* [WORK TO COMPLETE]:
Omitting all pictures, copy word for word the lines from the line containing "Extract the structured" through the final line of the entries.

# start of DATA LINES

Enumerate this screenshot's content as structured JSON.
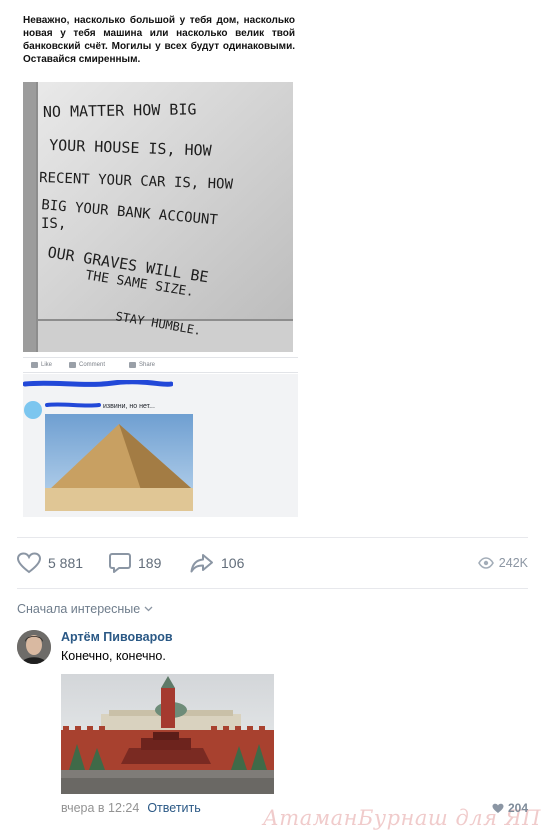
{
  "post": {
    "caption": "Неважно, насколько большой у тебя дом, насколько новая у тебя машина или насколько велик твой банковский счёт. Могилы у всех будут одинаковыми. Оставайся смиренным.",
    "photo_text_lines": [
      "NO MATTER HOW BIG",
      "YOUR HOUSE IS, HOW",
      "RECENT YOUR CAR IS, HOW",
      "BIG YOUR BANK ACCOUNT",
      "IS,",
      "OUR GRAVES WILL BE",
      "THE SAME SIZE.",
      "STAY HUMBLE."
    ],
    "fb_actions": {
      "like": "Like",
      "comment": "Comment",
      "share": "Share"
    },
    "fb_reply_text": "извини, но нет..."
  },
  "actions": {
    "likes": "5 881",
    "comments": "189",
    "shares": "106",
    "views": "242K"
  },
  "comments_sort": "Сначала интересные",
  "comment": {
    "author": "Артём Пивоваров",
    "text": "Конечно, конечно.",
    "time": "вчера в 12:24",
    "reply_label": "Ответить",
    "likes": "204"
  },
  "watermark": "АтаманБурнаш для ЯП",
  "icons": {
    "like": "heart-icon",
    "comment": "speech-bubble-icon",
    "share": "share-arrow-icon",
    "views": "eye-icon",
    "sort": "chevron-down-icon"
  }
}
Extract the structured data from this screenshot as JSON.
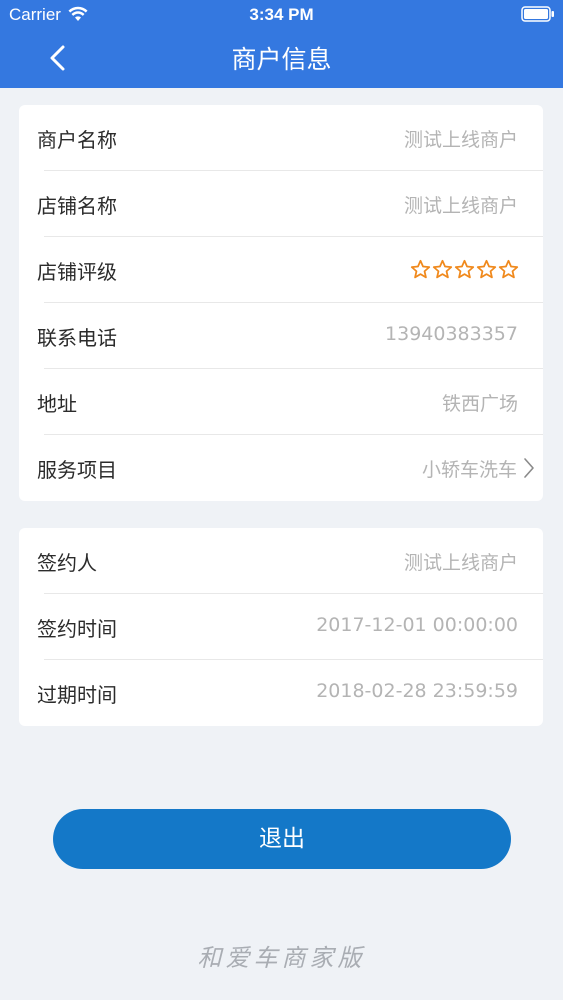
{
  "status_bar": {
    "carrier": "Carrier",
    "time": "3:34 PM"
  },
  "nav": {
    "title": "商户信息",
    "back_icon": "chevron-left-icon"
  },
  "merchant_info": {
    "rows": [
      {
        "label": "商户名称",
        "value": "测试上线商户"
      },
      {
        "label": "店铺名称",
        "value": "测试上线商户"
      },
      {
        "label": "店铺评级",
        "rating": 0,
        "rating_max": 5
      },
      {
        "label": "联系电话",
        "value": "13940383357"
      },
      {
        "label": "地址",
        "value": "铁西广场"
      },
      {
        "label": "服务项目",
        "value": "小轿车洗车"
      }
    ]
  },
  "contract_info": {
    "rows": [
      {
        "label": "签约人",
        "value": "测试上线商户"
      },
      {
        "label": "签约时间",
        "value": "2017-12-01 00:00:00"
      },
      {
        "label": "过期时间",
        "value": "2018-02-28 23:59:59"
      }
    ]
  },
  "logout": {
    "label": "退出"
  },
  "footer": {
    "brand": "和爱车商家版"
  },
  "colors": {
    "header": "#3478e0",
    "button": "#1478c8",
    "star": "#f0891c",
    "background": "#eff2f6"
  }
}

# end of DATA LINES

* [EXERCISE RESULT]:
Extract the structured data from this screenshot as JSON.
{
  "status_bar": {
    "carrier": "Carrier",
    "time": "3:34 PM"
  },
  "nav": {
    "title": "商户信息",
    "back_icon": "chevron-left-icon"
  },
  "merchant_info": {
    "rows": [
      {
        "label": "商户名称",
        "value": "测试上线商户"
      },
      {
        "label": "店铺名称",
        "value": "测试上线商户"
      },
      {
        "label": "店铺评级",
        "rating": 0,
        "rating_max": 5
      },
      {
        "label": "联系电话",
        "value": "13940383357"
      },
      {
        "label": "地址",
        "value": "铁西广场"
      },
      {
        "label": "服务项目",
        "value": "小轿车洗车"
      }
    ]
  },
  "contract_info": {
    "rows": [
      {
        "label": "签约人",
        "value": "测试上线商户"
      },
      {
        "label": "签约时间",
        "value": "2017-12-01 00:00:00"
      },
      {
        "label": "过期时间",
        "value": "2018-02-28 23:59:59"
      }
    ]
  },
  "logout": {
    "label": "退出"
  },
  "footer": {
    "brand": "和爱车商家版"
  },
  "colors": {
    "header": "#3478e0",
    "button": "#1478c8",
    "star": "#f0891c",
    "background": "#eff2f6"
  }
}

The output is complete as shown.